Given instruction: Count the lines in the entries below that include the word "name". Give nothing but the number.

start Entries

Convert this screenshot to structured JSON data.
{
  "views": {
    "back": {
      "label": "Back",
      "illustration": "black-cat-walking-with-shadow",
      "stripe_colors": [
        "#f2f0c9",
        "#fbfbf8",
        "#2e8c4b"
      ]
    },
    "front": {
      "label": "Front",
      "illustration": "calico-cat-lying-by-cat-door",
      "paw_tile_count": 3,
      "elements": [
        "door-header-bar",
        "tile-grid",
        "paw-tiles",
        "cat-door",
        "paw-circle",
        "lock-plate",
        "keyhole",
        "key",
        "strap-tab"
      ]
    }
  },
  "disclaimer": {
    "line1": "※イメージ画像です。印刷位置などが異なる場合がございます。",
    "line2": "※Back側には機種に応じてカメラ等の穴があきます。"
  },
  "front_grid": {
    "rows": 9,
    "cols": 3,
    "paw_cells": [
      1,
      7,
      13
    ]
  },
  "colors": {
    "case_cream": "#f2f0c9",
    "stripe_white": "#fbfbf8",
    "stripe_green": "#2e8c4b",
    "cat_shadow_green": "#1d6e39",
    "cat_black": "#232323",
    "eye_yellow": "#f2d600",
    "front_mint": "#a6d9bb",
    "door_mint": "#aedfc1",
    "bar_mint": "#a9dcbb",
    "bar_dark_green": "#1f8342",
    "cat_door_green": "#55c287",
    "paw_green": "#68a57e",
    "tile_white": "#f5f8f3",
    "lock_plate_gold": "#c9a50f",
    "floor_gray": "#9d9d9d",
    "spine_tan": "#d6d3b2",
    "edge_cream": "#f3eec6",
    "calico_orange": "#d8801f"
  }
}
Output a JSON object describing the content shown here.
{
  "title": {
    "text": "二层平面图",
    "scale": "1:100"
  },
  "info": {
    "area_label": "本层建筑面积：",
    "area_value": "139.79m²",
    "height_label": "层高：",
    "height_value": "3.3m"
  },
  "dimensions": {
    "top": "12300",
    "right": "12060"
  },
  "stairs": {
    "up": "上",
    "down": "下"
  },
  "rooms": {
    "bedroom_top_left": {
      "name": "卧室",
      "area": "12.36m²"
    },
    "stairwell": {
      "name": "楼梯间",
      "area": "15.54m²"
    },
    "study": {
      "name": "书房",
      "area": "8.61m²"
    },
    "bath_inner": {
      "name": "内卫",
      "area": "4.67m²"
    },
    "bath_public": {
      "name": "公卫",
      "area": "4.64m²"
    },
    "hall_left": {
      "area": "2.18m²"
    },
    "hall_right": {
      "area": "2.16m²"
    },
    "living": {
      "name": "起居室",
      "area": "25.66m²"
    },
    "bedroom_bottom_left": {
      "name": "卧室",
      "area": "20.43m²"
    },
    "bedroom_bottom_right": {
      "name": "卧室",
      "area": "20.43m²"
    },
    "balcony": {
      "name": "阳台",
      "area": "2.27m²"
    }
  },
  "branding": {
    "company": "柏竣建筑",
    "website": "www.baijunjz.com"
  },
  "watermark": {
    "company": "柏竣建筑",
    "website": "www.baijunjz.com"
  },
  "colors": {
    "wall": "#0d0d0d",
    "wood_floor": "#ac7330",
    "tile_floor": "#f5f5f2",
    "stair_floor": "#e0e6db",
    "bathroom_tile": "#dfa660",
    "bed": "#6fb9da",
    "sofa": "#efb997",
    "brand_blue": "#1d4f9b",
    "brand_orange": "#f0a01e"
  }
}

end Entries

Result of the task: 9